-- Start of Material supplied --

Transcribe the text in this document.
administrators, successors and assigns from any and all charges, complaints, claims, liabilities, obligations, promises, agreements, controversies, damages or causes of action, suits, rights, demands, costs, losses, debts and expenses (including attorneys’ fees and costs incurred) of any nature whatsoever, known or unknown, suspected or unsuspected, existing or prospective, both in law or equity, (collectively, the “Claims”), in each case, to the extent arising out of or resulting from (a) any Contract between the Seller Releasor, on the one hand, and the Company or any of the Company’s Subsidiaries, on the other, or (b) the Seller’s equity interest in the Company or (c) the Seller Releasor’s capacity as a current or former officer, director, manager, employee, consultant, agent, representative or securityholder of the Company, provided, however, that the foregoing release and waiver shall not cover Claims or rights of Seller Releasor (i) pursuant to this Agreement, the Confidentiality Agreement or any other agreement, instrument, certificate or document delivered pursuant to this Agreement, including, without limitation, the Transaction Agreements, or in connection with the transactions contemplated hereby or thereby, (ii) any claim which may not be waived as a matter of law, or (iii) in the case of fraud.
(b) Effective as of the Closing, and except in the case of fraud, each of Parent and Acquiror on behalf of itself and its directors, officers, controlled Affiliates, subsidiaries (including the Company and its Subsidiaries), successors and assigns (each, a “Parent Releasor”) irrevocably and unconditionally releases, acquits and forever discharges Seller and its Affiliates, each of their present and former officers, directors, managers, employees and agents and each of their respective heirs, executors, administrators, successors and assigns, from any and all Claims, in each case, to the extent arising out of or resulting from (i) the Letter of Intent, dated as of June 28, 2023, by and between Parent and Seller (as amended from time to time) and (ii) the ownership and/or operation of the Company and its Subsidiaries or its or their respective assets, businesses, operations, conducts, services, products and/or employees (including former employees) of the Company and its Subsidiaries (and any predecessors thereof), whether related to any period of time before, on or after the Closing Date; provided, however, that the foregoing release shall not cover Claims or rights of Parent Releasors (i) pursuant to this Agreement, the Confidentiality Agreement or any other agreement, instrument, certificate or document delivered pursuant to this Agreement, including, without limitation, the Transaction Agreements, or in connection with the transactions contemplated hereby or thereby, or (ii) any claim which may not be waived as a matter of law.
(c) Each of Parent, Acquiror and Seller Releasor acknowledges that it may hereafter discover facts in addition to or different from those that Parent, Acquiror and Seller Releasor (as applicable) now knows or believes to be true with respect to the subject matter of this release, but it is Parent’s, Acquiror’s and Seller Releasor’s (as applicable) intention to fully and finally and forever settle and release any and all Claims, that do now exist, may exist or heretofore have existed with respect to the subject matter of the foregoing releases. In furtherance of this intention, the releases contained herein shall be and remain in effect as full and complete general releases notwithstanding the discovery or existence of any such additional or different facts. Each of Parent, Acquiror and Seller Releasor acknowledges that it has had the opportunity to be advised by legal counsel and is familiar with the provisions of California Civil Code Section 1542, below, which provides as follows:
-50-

-- End of Material supplied --

All of the entries must be quoted exactly; please include each one.

Transcribe the text in this document.
administrators, successors and assigns from any and all charges, complaints, claims, liabilities, obligations, promises, agreements, controversies, damages or causes of action, suits, rights, demands, costs, losses, debts and expenses (including attorneys’ fees and costs incurred) of any nature whatsoever, known or unknown, suspected or unsuspected, existing or prospective, both in law or equity, (collectively, the “Claims”), in each case, to the extent arising out of or resulting from (a) any Contract between the Seller Releasor, on the one hand, and the Company or any of the Company’s Subsidiaries, on the other, or (b) the Seller’s equity interest in the Company or (c) the Seller Releasor’s capacity as a current or former officer, director, manager, employee, consultant, agent, representative or securityholder of the Company, provided, however, that the foregoing release and waiver shall not cover Claims or rights of Seller Releasor (i) pursuant to this Agreement, the Confidentiality Agreement or any other agreement, instrument, certificate or document delivered pursuant to this Agreement, including, without limitation, the Transaction Agreements, or in connection with the transactions contemplated hereby or thereby, (ii) any claim which may not be waived as a matter of law, or (iii) in the case of fraud.
(b) Effective as of the Closing, and except in the case of fraud, each of Parent and Acquiror on behalf of itself and its directors, officers, controlled Affiliates, subsidiaries (including the Company and its Subsidiaries), successors and assigns (each, a “Parent Releasor”) irrevocably and unconditionally releases, acquits and forever discharges Seller and its Affiliates, each of their present and former officers, directors, managers, employees and agents and each of their respective heirs, executors, administrators, successors and assigns, from any and all Claims, in each case, to the extent arising out of or resulting from (i) the Letter of Intent, dated as of June 28, 2023, by and between Parent and Seller (as amended from time to time) and (ii) the ownership and/or operation of the Company and its Subsidiaries or its or their respective assets, businesses, operations, conducts, services, products and/or employees (including former employees) of the Company and its Subsidiaries (and any predecessors thereof), whether related to any period of time before, on or after the Closing Date; provided, however, that the foregoing release shall not cover Claims or rights of Parent Releasors (i) pursuant to this Agreement, the Confidentiality Agreement or any other agreement, instrument, certificate or document delivered pursuant to this Agreement, including, without limitation, the Transaction Agreements, or in connection with the transactions contemplated hereby or thereby, or (ii) any claim which may not be waived as a matter of law.
(c) Each of Parent, Acquiror and Seller Releasor acknowledges that it may hereafter discover facts in addition to or different from those that Parent, Acquiror and Seller Releasor (as applicable) now knows or believes to be true with respect to the subject matter of this release, but it is Parent’s, Acquiror’s and Seller Releasor’s (as applicable) intention to fully and finally and forever settle and release any and all Claims, that do now exist, may exist or heretofore have existed with respect to the subject matter of the foregoing releases. In furtherance of this intention, the releases contained herein shall be and remain in effect as full and complete general releases notwithstanding the discovery or existence of any such additional or different facts. Each of Parent, Acquiror and Seller Releasor acknowledges that it has had the opportunity to be advised by legal counsel and is familiar with the provisions of California Civil Code Section 1542, below, which provides as follows:
-50-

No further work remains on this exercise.